> Written task
Quote the whole listing exactly. Leave the pictures out of your copy.

# Record list start

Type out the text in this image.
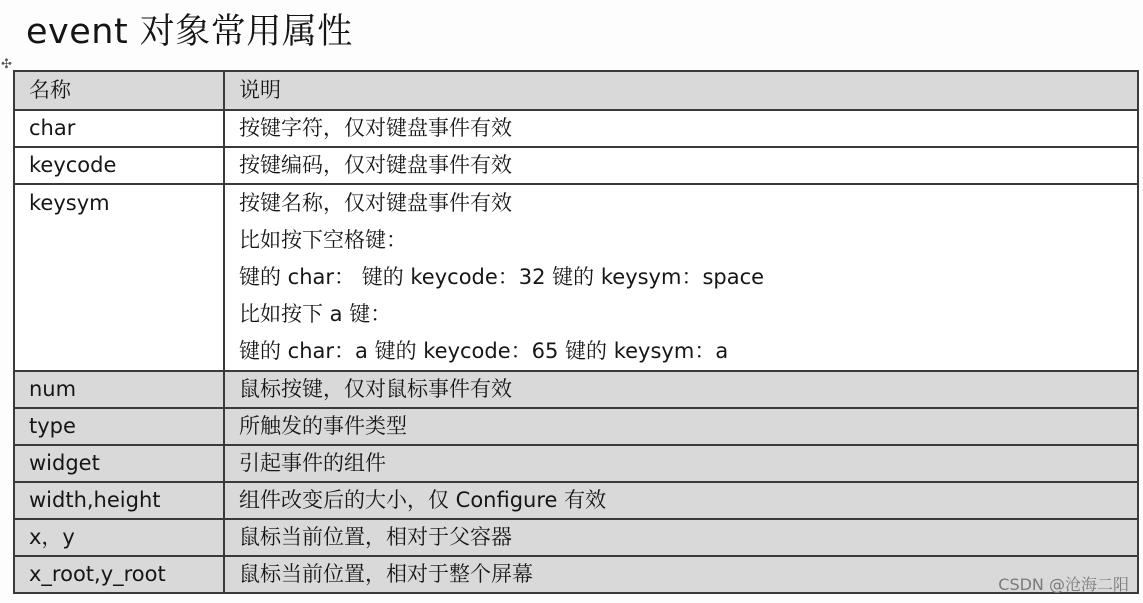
event 对象常用属性
✣
名称	说明
char	按键字符，仅对键盘事件有效
keycode	按键编码，仅对键盘事件有效
keysym	按键名称，仅对键盘事件有效
比如按下空格键：
键的 char： 键的 keycode：32 键的 keysym：space
比如按下 a 键：
键的 char：a 键的 keycode：65 键的 keysym：a

num	鼠标按键，仅对鼠标事件有效
type	所触发的事件类型
widget	引起事件的组件
width,height	组件改变后的大小，仅 Configure 有效
x，y	鼠标当前位置，相对于父容器
x_root,y_root	鼠标当前位置，相对于整个屏幕	CSDN @沧海二阳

# Record list end

> Exercise result
Type out the text in this image.
event 对象常用属性
✣
名称	说明
char	按键字符，仅对键盘事件有效
keycode	按键编码，仅对键盘事件有效
keysym	按键名称，仅对键盘事件有效
比如按下空格键：
键的 char： 键的 keycode：32 键的 keysym：space
比如按下 a 键：
键的 char：a 键的 keycode：65 键的 keysym：a

num	鼠标按键，仅对鼠标事件有效
type	所触发的事件类型
widget	引起事件的组件
width,height	组件改变后的大小，仅 Configure 有效
x，y	鼠标当前位置，相对于父容器
x_root,y_root	鼠标当前位置，相对于整个屏幕	CSDN @沧海二阳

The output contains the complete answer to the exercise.